Exercise requirements:
Of all the lines in the material, how many contain the word "Bedford"? State the number alone.

Data entries:

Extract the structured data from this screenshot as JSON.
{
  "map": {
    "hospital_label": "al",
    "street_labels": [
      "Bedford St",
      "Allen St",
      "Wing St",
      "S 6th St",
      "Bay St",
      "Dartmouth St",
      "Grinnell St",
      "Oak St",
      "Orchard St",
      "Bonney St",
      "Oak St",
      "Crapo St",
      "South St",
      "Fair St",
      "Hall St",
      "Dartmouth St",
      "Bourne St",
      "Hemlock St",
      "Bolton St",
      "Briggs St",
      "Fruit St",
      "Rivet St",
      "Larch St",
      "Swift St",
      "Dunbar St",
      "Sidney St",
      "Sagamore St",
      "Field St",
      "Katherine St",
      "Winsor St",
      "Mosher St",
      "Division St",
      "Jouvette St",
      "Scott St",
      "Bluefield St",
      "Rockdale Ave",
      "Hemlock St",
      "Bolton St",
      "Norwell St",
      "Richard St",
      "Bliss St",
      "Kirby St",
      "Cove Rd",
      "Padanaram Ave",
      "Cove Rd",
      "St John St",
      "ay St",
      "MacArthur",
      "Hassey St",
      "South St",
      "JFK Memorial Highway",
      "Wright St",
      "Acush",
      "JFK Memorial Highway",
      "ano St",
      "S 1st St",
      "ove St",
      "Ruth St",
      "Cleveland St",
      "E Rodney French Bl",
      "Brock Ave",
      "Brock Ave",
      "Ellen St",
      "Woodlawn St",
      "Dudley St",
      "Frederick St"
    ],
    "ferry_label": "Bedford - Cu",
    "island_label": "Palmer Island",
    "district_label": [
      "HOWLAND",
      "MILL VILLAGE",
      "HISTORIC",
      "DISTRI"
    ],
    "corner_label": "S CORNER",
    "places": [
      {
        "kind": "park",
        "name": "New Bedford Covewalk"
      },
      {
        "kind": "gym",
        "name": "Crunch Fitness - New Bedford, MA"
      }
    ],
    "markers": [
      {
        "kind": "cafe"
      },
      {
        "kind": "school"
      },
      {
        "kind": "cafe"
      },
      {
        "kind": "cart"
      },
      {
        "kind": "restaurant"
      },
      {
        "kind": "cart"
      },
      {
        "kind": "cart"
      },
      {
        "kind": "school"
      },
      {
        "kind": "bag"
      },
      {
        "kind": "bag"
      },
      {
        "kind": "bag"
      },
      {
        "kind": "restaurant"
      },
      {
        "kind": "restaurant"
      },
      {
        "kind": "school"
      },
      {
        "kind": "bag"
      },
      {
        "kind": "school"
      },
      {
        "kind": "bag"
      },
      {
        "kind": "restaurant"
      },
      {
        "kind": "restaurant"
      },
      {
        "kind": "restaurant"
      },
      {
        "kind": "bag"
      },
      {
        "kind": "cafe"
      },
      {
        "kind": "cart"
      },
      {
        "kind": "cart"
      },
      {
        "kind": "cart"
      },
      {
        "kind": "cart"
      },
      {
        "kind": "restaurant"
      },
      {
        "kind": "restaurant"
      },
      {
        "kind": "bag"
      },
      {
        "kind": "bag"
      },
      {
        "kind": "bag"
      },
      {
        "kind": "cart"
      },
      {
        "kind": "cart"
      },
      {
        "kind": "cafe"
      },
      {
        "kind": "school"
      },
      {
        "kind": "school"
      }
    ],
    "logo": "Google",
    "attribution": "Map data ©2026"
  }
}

Result:
4